Aufgaben:
1. Zitiere aus dem Text über klimafreundliches Essen wörtlich den Abschnitt von „Der Bund will“ bis einschließlich „erst angeboten werden?“.
2. Stimmen diese Aussagen mit dem Text über klimafreundliches Essen überein? Antworte jeweils mit Ja oder Nein und nenne dazu die entscheidenden Worte des Textes wörtlich: (a) Der Bund möchte, dass die Bevölkerung bis 2030 deutlich weniger Fleisch isst. (b) Der Laden des jungen Teams heißt Marktecke. (c) Das Team will die Menschen mit auffälligen, lauten Mitteln zum Umdenken bringen.

Vorliegender Text:
--------------------
Kompromisslos klimafreundlichSie erfinden den Bioladen neu
Ein junges Team will Menschen auf dezente Art dazu bringen, ihren CO₂-Abdruck beim Essen zu verringern. In ihrem Laden Marktecke verfolgen sie einen konsequenten Ansatz.
Der Bund will die Bevölkerung dazu bringen, klimafreundlich zu essen. Ziel ist, dass sie bis 2030 deutlich weniger Fleisch konsumiert. Die Frage ist nur, wie es zu dem Wandel kommen soll: Durch eine freiwillige Änderung des Essverhaltens? Oder sollen Produkte mit einem hohen CO₂-Abdruck teurer oder gar nicht erst angeboten werden?
--------------------
Vorliegende Daten:
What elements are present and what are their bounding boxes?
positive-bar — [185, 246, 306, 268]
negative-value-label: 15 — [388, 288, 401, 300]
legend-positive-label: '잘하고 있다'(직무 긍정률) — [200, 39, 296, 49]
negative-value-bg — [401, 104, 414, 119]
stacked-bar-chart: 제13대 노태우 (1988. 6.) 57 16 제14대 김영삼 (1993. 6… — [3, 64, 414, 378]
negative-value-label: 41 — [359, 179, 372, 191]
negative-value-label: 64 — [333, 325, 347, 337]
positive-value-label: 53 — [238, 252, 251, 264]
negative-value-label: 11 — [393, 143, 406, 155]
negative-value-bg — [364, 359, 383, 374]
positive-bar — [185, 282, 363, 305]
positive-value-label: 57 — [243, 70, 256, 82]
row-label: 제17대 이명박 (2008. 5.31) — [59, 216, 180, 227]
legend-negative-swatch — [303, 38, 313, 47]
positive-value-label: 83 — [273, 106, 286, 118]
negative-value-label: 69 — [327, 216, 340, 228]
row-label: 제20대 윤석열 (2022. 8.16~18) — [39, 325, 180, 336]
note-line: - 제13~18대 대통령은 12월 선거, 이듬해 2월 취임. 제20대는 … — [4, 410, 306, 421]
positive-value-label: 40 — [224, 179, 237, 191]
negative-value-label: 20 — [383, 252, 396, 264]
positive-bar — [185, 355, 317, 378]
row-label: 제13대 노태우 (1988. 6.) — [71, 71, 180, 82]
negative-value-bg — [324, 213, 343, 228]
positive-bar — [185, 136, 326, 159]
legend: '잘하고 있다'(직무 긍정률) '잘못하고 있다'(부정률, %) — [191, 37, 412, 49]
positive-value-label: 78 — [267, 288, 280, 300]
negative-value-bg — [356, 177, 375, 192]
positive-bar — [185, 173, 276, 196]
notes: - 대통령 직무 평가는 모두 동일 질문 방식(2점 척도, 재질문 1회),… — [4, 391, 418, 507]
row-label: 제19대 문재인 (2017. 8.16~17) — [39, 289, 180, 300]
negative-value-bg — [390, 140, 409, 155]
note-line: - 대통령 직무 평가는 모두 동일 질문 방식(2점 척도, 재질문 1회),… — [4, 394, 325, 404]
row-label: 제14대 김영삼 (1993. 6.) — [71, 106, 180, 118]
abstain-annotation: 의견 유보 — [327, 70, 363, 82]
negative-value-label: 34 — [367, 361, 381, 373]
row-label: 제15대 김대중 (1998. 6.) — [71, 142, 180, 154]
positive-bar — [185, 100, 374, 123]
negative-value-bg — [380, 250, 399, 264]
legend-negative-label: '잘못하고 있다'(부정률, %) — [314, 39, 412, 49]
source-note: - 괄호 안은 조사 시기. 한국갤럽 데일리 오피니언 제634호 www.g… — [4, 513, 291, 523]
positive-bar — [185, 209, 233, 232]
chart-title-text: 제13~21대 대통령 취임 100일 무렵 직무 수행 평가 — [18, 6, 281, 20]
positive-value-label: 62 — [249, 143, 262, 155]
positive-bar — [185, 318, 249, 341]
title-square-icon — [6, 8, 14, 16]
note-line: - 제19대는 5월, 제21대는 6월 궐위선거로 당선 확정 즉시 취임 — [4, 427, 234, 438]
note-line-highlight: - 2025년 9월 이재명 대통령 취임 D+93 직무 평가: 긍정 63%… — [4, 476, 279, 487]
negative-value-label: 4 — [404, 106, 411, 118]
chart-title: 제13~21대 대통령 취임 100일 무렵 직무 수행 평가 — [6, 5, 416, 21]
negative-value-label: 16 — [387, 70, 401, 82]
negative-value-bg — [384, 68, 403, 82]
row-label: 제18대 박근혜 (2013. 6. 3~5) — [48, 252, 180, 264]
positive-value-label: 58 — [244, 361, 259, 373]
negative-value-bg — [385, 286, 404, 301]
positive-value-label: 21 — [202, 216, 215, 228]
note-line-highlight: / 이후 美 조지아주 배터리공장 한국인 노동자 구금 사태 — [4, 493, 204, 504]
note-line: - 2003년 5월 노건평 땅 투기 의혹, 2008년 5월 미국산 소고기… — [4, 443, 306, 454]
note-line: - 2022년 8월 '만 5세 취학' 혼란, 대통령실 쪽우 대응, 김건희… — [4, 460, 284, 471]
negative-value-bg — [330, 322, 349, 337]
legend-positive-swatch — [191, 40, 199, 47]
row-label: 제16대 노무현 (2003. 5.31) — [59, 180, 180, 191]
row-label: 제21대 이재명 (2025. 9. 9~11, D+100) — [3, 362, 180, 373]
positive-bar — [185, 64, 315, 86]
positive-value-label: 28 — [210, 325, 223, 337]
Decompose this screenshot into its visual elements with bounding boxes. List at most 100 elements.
--------------------
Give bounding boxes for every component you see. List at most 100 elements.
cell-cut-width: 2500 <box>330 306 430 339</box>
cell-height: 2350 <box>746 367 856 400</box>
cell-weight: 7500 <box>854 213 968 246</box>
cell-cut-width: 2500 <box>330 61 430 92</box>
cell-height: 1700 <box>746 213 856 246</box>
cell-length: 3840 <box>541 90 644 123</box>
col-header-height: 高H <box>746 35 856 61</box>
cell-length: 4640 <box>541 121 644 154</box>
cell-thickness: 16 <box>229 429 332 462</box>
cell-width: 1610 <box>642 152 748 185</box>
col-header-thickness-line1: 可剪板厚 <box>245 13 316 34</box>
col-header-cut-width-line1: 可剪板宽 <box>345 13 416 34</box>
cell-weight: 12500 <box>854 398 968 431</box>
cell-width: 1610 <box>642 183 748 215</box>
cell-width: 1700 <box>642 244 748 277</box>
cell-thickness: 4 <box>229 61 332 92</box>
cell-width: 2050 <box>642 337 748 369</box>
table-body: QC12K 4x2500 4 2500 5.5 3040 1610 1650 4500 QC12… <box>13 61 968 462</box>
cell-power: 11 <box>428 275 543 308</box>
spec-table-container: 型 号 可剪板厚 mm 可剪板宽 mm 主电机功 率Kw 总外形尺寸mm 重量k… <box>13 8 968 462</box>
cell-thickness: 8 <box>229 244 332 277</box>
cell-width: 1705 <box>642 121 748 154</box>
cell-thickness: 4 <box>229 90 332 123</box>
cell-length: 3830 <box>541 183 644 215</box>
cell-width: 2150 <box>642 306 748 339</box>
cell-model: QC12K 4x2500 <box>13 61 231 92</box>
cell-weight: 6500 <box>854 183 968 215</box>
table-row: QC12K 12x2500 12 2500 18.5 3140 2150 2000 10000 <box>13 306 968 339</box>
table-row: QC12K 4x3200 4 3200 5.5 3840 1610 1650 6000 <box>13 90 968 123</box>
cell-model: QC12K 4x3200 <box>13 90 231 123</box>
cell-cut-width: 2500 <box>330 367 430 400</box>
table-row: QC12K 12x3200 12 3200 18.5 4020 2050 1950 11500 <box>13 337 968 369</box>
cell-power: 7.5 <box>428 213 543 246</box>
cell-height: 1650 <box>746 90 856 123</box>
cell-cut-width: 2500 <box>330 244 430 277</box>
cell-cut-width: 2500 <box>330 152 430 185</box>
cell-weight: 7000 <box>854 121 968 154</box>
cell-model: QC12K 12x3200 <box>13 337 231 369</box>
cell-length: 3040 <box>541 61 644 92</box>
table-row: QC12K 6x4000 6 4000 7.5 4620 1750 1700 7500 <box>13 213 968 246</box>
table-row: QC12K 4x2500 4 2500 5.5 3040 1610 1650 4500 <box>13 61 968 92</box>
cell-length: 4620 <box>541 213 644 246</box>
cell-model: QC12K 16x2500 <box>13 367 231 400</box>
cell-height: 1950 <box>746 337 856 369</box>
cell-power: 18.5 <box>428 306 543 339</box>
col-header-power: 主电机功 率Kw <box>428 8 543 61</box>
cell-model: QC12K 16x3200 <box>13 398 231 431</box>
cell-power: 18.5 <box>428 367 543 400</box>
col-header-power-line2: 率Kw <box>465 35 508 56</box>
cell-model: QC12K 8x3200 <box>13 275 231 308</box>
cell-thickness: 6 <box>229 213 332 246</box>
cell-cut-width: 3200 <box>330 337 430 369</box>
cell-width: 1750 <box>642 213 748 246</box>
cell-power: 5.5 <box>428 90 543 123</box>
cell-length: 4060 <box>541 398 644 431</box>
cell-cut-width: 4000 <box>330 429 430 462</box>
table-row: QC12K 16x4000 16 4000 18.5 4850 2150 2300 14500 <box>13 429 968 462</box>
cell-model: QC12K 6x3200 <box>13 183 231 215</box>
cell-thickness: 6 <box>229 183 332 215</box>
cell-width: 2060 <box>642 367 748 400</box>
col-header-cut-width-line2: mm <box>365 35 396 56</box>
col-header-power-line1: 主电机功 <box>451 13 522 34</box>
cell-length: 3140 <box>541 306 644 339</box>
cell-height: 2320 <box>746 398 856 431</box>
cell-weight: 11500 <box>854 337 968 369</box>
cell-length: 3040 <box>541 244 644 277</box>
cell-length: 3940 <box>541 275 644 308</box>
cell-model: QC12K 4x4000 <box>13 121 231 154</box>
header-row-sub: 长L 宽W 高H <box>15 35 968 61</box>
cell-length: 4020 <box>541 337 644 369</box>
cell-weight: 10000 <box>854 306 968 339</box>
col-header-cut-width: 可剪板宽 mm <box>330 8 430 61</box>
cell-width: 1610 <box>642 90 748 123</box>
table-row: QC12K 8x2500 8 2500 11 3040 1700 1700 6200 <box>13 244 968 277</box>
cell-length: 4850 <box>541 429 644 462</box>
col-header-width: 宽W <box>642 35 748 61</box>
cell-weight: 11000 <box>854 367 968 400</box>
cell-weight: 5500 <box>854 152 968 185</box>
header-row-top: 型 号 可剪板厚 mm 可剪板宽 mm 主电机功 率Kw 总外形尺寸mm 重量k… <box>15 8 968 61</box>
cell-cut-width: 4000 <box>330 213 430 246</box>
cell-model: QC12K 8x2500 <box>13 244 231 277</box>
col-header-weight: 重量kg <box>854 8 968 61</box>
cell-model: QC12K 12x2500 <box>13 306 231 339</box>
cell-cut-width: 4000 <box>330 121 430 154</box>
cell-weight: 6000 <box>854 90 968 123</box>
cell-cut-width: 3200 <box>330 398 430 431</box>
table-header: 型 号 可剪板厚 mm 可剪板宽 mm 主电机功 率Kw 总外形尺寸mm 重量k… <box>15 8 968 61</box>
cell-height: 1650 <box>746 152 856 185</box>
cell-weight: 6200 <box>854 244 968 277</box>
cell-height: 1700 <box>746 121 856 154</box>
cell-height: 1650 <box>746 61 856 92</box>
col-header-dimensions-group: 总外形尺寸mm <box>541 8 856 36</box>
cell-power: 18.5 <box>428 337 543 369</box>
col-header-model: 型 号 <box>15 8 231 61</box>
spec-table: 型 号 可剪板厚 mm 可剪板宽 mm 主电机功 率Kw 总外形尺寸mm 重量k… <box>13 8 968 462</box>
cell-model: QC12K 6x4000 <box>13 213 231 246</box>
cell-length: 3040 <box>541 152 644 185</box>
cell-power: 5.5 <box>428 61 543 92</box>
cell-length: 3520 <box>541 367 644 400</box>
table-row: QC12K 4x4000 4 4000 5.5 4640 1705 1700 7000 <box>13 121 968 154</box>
--------------------
Antworten:
1.
Der Bund will die Bevölkerung dazu bringen, klimafreundlich zu essen. Ziel ist, dass sie bis 2030 deutlich weniger Fleisch konsumiert. Die Frage ist nur, wie es zu dem Wandel kommen soll: Durch eine freiwillige Änderung des Essverhaltens? Oder sollen Produkte mit einem hohen CO₂-Abdruck teurer oder gar nicht erst angeboten werden?

2.
(a) Ja: „Ziel ist, dass sie bis 2030 deutlich weniger Fleisch konsumiert.“
(b) Ja: „In ihrem Laden Marktecke verfolgen sie einen konsequenten Ansatz.“
(c) Nein: „Ein junges Team will Menschen auf dezente Art dazu bringen, ihren CO₂-Abdruck beim Essen zu verringern.“